Exercise
Each entry below is to be written out exactly, and the pictures are to be left out.

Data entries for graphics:
####################
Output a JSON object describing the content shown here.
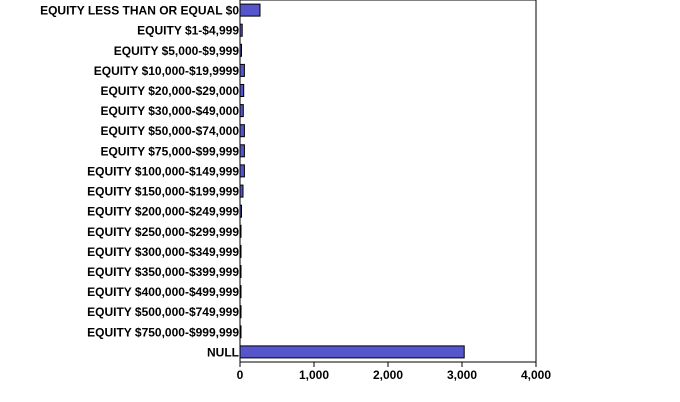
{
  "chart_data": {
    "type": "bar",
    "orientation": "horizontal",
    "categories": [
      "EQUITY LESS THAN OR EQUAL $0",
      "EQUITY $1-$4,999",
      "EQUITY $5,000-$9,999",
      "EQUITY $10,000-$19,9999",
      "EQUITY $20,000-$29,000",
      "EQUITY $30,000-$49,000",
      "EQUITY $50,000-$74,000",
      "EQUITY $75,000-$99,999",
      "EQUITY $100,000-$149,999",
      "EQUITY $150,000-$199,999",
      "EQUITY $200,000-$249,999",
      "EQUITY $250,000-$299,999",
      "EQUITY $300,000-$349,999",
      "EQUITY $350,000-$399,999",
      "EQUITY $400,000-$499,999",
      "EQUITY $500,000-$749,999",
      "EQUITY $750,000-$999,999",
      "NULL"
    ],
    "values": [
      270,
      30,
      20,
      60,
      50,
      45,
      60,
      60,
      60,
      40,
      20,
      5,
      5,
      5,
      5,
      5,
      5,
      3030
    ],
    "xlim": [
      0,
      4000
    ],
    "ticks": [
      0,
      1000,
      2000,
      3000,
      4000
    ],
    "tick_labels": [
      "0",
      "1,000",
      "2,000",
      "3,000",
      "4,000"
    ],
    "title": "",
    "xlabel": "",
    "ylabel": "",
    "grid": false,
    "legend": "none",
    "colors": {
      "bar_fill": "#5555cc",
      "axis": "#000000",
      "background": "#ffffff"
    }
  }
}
####################
Result of this exercise
Output a JSON object describing the content shown here.
{
  "chart_data": {
    "type": "bar",
    "orientation": "horizontal",
    "categories": [
      "EQUITY LESS THAN OR EQUAL $0",
      "EQUITY $1-$4,999",
      "EQUITY $5,000-$9,999",
      "EQUITY $10,000-$19,9999",
      "EQUITY $20,000-$29,000",
      "EQUITY $30,000-$49,000",
      "EQUITY $50,000-$74,000",
      "EQUITY $75,000-$99,999",
      "EQUITY $100,000-$149,999",
      "EQUITY $150,000-$199,999",
      "EQUITY $200,000-$249,999",
      "EQUITY $250,000-$299,999",
      "EQUITY $300,000-$349,999",
      "EQUITY $350,000-$399,999",
      "EQUITY $400,000-$499,999",
      "EQUITY $500,000-$749,999",
      "EQUITY $750,000-$999,999",
      "NULL"
    ],
    "values": [
      270,
      30,
      20,
      60,
      50,
      45,
      60,
      60,
      60,
      40,
      20,
      5,
      5,
      5,
      5,
      5,
      5,
      3030
    ],
    "xlim": [
      0,
      4000
    ],
    "ticks": [
      0,
      1000,
      2000,
      3000,
      4000
    ],
    "tick_labels": [
      "0",
      "1,000",
      "2,000",
      "3,000",
      "4,000"
    ],
    "title": "",
    "xlabel": "",
    "ylabel": "",
    "grid": false,
    "legend": "none",
    "colors": {
      "bar_fill": "#5555cc",
      "axis": "#000000",
      "background": "#ffffff"
    }
  }
}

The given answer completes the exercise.